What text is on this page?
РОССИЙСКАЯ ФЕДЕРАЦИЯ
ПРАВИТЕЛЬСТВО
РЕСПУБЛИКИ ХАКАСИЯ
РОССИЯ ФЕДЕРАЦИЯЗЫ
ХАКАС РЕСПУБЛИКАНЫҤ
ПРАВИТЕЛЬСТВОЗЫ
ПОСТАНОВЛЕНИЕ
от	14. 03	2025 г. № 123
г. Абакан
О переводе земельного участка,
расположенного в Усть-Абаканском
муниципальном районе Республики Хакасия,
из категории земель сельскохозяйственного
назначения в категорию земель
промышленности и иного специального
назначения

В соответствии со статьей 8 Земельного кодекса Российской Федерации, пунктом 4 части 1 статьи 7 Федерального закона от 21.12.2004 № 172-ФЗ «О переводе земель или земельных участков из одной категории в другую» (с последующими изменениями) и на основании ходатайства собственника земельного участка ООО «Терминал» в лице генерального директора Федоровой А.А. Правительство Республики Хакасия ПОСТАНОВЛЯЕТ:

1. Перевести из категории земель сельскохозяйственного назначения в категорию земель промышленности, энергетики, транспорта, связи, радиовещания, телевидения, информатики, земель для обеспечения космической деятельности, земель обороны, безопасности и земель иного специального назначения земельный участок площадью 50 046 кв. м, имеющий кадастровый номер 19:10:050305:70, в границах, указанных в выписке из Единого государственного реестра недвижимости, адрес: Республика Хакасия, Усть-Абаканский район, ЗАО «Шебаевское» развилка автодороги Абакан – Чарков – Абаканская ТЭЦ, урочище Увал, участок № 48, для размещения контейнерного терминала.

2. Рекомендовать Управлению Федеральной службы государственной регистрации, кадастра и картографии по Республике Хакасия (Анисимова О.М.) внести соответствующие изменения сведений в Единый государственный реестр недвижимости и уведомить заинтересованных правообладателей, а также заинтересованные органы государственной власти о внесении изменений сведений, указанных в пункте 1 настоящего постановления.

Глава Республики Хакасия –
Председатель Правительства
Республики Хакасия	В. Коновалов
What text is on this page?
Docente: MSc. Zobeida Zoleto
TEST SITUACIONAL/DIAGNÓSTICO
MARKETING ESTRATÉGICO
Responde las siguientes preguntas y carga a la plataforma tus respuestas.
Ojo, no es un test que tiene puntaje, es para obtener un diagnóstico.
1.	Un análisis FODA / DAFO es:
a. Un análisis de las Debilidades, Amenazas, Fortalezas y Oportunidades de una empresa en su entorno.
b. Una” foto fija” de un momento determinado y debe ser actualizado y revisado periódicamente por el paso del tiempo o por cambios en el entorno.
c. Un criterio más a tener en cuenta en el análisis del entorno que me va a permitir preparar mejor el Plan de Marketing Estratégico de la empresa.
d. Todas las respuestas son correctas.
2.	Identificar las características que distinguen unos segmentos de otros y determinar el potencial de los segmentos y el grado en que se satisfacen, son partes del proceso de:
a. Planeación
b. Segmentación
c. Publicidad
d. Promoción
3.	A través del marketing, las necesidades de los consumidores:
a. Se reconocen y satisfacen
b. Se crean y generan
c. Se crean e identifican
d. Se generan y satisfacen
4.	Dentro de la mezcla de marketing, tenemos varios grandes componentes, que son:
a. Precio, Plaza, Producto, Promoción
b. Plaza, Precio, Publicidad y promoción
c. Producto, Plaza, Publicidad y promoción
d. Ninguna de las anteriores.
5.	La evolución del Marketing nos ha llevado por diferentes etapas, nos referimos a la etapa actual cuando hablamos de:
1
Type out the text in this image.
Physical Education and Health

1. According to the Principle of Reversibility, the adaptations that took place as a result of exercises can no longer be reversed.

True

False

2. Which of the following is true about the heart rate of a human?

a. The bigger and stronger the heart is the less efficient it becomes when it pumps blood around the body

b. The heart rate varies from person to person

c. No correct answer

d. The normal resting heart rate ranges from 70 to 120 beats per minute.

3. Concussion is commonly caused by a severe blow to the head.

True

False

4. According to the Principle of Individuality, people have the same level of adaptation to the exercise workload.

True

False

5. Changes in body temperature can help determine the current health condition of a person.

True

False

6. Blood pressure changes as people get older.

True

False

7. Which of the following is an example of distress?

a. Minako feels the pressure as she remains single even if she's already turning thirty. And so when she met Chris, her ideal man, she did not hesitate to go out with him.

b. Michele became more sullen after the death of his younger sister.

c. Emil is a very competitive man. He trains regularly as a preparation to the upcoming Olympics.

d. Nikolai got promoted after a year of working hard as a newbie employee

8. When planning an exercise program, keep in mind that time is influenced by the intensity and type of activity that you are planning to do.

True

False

> **Description of the task**:
Repeat the data verbatim.

> **Exercise result**:
What text is on this page?
РОССИЙСКАЯ ФЕДЕРАЦИЯ
ПРАВИТЕЛЬСТВО
РЕСПУБЛИКИ ХАКАСИЯ
РОССИЯ ФЕДЕРАЦИЯЗЫ
ХАКАС РЕСПУБЛИКАНЫҤ
ПРАВИТЕЛЬСТВОЗЫ
ПОСТАНОВЛЕНИЕ
от	14. 03	2025 г. № 123
г. Абакан
О переводе земельного участка,
расположенного в Усть-Абаканском
муниципальном районе Республики Хакасия,
из категории земель сельскохозяйственного
назначения в категорию земель
промышленности и иного специального
назначения

В соответствии со статьей 8 Земельного кодекса Российской Федерации, пунктом 4 части 1 статьи 7 Федерального закона от 21.12.2004 № 172-ФЗ «О переводе земель или земельных участков из одной категории в другую» (с последующими изменениями) и на основании ходатайства собственника земельного участка ООО «Терминал» в лице генерального директора Федоровой А.А. Правительство Республики Хакасия ПОСТАНОВЛЯЕТ:

1. Перевести из категории земель сельскохозяйственного назначения в категорию земель промышленности, энергетики, транспорта, связи, радиовещания, телевидения, информатики, земель для обеспечения космической деятельности, земель обороны, безопасности и земель иного специального назначения земельный участок площадью 50 046 кв. м, имеющий кадастровый номер 19:10:050305:70, в границах, указанных в выписке из Единого государственного реестра недвижимости, адрес: Республика Хакасия, Усть-Абаканский район, ЗАО «Шебаевское» развилка автодороги Абакан – Чарков – Абаканская ТЭЦ, урочище Увал, участок № 48, для размещения контейнерного терминала.

2. Рекомендовать Управлению Федеральной службы государственной регистрации, кадастра и картографии по Республике Хакасия (Анисимова О.М.) внести соответствующие изменения сведений в Единый государственный реестр недвижимости и уведомить заинтересованных правообладателей, а также заинтересованные органы государственной власти о внесении изменений сведений, указанных в пункте 1 настоящего постановления.

Глава Республики Хакасия –
Председатель Правительства
Республики Хакасия	В. Коновалов
What text is on this page?
Docente: MSc. Zobeida Zoleto
TEST SITUACIONAL/DIAGNÓSTICO
MARKETING ESTRATÉGICO
Responde las siguientes preguntas y carga a la plataforma tus respuestas.
Ojo, no es un test que tiene puntaje, es para obtener un diagnóstico.
1.	Un análisis FODA / DAFO es:
a. Un análisis de las Debilidades, Amenazas, Fortalezas y Oportunidades de una empresa en su entorno.
b. Una” foto fija” de un momento determinado y debe ser actualizado y revisado periódicamente por el paso del tiempo o por cambios en el entorno.
c. Un criterio más a tener en cuenta en el análisis del entorno que me va a permitir preparar mejor el Plan de Marketing Estratégico de la empresa.
d. Todas las respuestas son correctas.
2.	Identificar las características que distinguen unos segmentos de otros y determinar el potencial de los segmentos y el grado en que se satisfacen, son partes del proceso de:
a. Planeación
b. Segmentación
c. Publicidad
d. Promoción
3.	A través del marketing, las necesidades de los consumidores:
a. Se reconocen y satisfacen
b. Se crean y generan
c. Se crean e identifican
d. Se generan y satisfacen
4.	Dentro de la mezcla de marketing, tenemos varios grandes componentes, que son:
a. Precio, Plaza, Producto, Promoción
b. Plaza, Precio, Publicidad y promoción
c. Producto, Plaza, Publicidad y promoción
d. Ninguna de las anteriores.
5.	La evolución del Marketing nos ha llevado por diferentes etapas, nos referimos a la etapa actual cuando hablamos de:
1
Type out the text in this image.
Physical Education and Health

1. According to the Principle of Reversibility, the adaptations that took place as a result of exercises can no longer be reversed.

True

False

2. Which of the following is true about the heart rate of a human?

a. The bigger and stronger the heart is the less efficient it becomes when it pumps blood around the body

b. The heart rate varies from person to person

c. No correct answer

d. The normal resting heart rate ranges from 70 to 120 beats per minute.

3. Concussion is commonly caused by a severe blow to the head.

True

False

4. According to the Principle of Individuality, people have the same level of adaptation to the exercise workload.

True

False

5. Changes in body temperature can help determine the current health condition of a person.

True

False

6. Blood pressure changes as people get older.

True

False

7. Which of the following is an example of distress?

a. Minako feels the pressure as she remains single even if she's already turning thirty. And so when she met Chris, her ideal man, she did not hesitate to go out with him.

b. Michele became more sullen after the death of his younger sister.

c. Emil is a very competitive man. He trains regularly as a preparation to the upcoming Olympics.

d. Nikolai got promoted after a year of working hard as a newbie employee

8. When planning an exercise program, keep in mind that time is influenced by the intensity and type of activity that you are planning to do.

True

False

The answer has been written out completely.